* [SET TASK] Pick out the lines below that contain the string "Graduation" and copy them all.

== PROVIDED MATERIAL ==

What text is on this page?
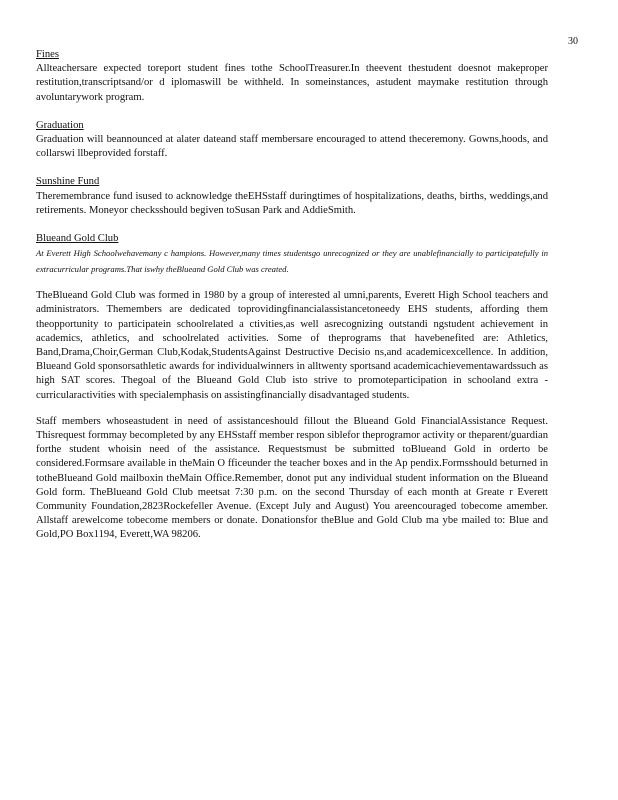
30
Fines
Allteachersare expected toreport student fines tothe SchoolTreasurer.In theevent thestudent doesnot makeproper restitution,transcriptsand/or d iplomaswill be withheld. In someinstances, astudent maymake restitution through avoluntarywork program.
Graduation
Graduation will beannounced at alater dateand staff membersare encouraged to attend theceremony. Gowns,hoods, and collarswi llbeprovided forstaff.
Sunshine Fund
Theremembrance fund isused to acknowledge theEHSstaff duringtimes of hospitalizations, deaths, births, weddings,and retirements. Moneyor checksshould begiven toSusan Park and AddieSmith.
Blueand Gold Club
At Everett High Schoolwehavemany c hampions. However,many times studentsgo unrecognized or they are unablefinancially to participatefully in extracurricular programs.That iswhy theBlueand Gold Club was created.
TheBlueand Gold Club was formed in 1980 by a group of interested al umni,parents, Everett High School teachers and administrators. Themembers are dedicated toprovidingfinancialassistancetoneedy EHS students, affording them theopportunity to participatein schoolrelated a ctivities,as well asrecognizing outstandi ngstudent achievement in academics, athletics, and schoolrelated activities. Some of theprograms that havebenefited are: Athletics, Band,Drama,Choir,German Club,Kodak,StudentsAgainst Destructive Decisio ns,and academicexcellence. In addition, Blueand Gold sponsorsathletic awards for individualwinners in alltwenty sportsand academicachievementawardssuch as high SAT scores. Thegoal of the Blueand Gold Club isto strive to promoteparticipation in schooland extra -curricularactivities with specialemphasis on assistingfinancially disadvantaged students.
Staff members whoseastudent in need of assistanceshould fillout the Blueand Gold FinancialAssistance Request. Thisrequest formmay becompleted by any EHSstaff member respon siblefor theprogramor activity or theparent/guardian forthe student whoisin need of the assistance. Requestsmust be submitted toBlueand Gold in orderto be considered.Formsare available in theMain O fficeunder the teacher boxes and in the Ap pendix.Formsshould beturned in totheBlueand Gold mailboxin theMain Office.Remember, donot put any individual student information on the Blueand Gold form. TheBlueand Gold Club meetsat 7:30 p.m. on the second Thursday of each month at Greate r Everett Community Foundation,2823Rockefeller Avenue. (Except July and August) You areencouraged tobecome amember. Allstaff arewelcome tobecome members or donate. Donationsfor theBlue and Gold Club ma ybe mailed to: Blue and Gold,PO Box1194, Everett,WA 98206.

===

* [WORKED SOLUTION]
Graduation
Graduation will beannounced at alater dateand staff membersare encouraged to attend theceremony. Gowns,hoods, and collarswi llbeprovided forstaff.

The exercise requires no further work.